====== Listed entries
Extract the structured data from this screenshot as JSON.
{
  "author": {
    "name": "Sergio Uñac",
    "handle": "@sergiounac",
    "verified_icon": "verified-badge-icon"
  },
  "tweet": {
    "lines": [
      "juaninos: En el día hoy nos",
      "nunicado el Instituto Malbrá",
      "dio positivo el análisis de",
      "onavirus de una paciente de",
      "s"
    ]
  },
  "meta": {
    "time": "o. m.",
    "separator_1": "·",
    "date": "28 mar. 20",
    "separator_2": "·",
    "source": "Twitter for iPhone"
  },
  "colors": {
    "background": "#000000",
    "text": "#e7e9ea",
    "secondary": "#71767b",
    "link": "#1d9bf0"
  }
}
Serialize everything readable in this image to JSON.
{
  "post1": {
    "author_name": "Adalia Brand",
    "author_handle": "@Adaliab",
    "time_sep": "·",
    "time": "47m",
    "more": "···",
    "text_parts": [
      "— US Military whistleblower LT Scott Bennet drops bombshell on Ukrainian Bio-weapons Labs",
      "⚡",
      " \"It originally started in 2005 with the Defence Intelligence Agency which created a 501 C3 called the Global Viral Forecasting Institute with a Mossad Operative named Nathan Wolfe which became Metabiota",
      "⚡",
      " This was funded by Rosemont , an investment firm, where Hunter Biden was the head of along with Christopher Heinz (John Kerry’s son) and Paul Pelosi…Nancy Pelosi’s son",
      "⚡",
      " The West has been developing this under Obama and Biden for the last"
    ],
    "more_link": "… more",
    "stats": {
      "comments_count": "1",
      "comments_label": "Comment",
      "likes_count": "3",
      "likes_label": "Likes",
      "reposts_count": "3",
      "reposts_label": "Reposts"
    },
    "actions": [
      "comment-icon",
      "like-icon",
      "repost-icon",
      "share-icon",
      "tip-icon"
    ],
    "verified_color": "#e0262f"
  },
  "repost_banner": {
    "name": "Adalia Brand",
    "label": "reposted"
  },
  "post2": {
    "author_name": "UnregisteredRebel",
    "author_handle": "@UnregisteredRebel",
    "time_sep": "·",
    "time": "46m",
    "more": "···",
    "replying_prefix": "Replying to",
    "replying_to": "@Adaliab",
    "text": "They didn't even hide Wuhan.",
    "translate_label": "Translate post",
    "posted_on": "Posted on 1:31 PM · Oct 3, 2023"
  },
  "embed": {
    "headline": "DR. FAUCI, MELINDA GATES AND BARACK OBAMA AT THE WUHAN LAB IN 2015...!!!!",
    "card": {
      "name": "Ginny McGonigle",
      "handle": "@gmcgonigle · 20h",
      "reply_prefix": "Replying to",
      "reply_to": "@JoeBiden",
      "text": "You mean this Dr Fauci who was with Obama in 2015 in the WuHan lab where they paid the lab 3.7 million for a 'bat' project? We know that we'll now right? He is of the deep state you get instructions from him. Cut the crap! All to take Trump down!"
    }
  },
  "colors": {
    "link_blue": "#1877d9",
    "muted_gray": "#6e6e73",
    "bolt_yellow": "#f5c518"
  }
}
============
• _Task item_
Each line of the data above needs to be returned exactly.

• _Response to the task_
Extract the structured data from this screenshot as JSON.
{
  "author": {
    "name": "Sergio Uñac",
    "handle": "@sergiounac",
    "verified_icon": "verified-badge-icon"
  },
  "tweet": {
    "lines": [
      "juaninos: En el día hoy nos",
      "nunicado el Instituto Malbrá",
      "dio positivo el análisis de",
      "onavirus de una paciente de",
      "s"
    ]
  },
  "meta": {
    "time": "o. m.",
    "separator_1": "·",
    "date": "28 mar. 20",
    "separator_2": "·",
    "source": "Twitter for iPhone"
  },
  "colors": {
    "background": "#000000",
    "text": "#e7e9ea",
    "secondary": "#71767b",
    "link": "#1d9bf0"
  }
}
Serialize everything readable in this image to JSON.
{
  "post1": {
    "author_name": "Adalia Brand",
    "author_handle": "@Adaliab",
    "time_sep": "·",
    "time": "47m",
    "more": "···",
    "text_parts": [
      "— US Military whistleblower LT Scott Bennet drops bombshell on Ukrainian Bio-weapons Labs",
      "⚡",
      " \"It originally started in 2005 with the Defence Intelligence Agency which created a 501 C3 called the Global Viral Forecasting Institute with a Mossad Operative named Nathan Wolfe which became Metabiota",
      "⚡",
      " This was funded by Rosemont , an investment firm, where Hunter Biden was the head of along with Christopher Heinz (John Kerry’s son) and Paul Pelosi…Nancy Pelosi’s son",
      "⚡",
      " The West has been developing this under Obama and Biden for the last"
    ],
    "more_link": "… more",
    "stats": {
      "comments_count": "1",
      "comments_label": "Comment",
      "likes_count": "3",
      "likes_label": "Likes",
      "reposts_count": "3",
      "reposts_label": "Reposts"
    },
    "actions": [
      "comment-icon",
      "like-icon",
      "repost-icon",
      "share-icon",
      "tip-icon"
    ],
    "verified_color": "#e0262f"
  },
  "repost_banner": {
    "name": "Adalia Brand",
    "label": "reposted"
  },
  "post2": {
    "author_name": "UnregisteredRebel",
    "author_handle": "@UnregisteredRebel",
    "time_sep": "·",
    "time": "46m",
    "more": "···",
    "replying_prefix": "Replying to",
    "replying_to": "@Adaliab",
    "text": "They didn't even hide Wuhan.",
    "translate_label": "Translate post",
    "posted_on": "Posted on 1:31 PM · Oct 3, 2023"
  },
  "embed": {
    "headline": "DR. FAUCI, MELINDA GATES AND BARACK OBAMA AT THE WUHAN LAB IN 2015...!!!!",
    "card": {
      "name": "Ginny McGonigle",
      "handle": "@gmcgonigle · 20h",
      "reply_prefix": "Replying to",
      "reply_to": "@JoeBiden",
      "text": "You mean this Dr Fauci who was with Obama in 2015 in the WuHan lab where they paid the lab 3.7 million for a 'bat' project? We know that we'll now right? He is of the deep state you get instructions from him. Cut the crap! All to take Trump down!"
    }
  },
  "colors": {
    "link_blue": "#1877d9",
    "muted_gray": "#6e6e73",
    "bolt_yellow": "#f5c518"
  }
}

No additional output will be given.